_What you are asked to do_: Return the records, each one exactly as written.

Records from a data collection
########

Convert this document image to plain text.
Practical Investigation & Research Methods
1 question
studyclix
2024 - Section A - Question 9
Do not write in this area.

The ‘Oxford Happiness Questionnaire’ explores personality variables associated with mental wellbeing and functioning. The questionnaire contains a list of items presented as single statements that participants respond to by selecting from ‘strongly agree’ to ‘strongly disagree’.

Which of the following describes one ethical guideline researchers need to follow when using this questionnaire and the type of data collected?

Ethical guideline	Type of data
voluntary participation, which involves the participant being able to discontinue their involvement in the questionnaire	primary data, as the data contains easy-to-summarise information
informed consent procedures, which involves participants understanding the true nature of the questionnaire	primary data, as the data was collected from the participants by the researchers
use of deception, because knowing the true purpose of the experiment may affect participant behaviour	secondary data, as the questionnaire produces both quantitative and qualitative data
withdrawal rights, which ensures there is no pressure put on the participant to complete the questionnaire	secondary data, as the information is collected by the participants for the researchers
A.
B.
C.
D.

########

_Solution_:
Convert this document image to plain text.
Practical Investigation & Research Methods
1 question
studyclix
2024 - Section A - Question 9
Do not write in this area.

The ‘Oxford Happiness Questionnaire’ explores personality variables associated with mental wellbeing and functioning. The questionnaire contains a list of items presented as single statements that participants respond to by selecting from ‘strongly agree’ to ‘strongly disagree’.

Which of the following describes one ethical guideline researchers need to follow when using this questionnaire and the type of data collected?

Ethical guideline	Type of data
voluntary participation, which involves the participant being able to discontinue their involvement in the questionnaire	primary data, as the data contains easy-to-summarise information
informed consent procedures, which involves participants understanding the true nature of the questionnaire	primary data, as the data was collected from the participants by the researchers
use of deception, because knowing the true purpose of the experiment may affect participant behaviour	secondary data, as the questionnaire produces both quantitative and qualitative data
withdrawal rights, which ensures there is no pressure put on the participant to complete the questionnaire	secondary data, as the information is collected by the participants for the researchers
A.
B.
C.
D.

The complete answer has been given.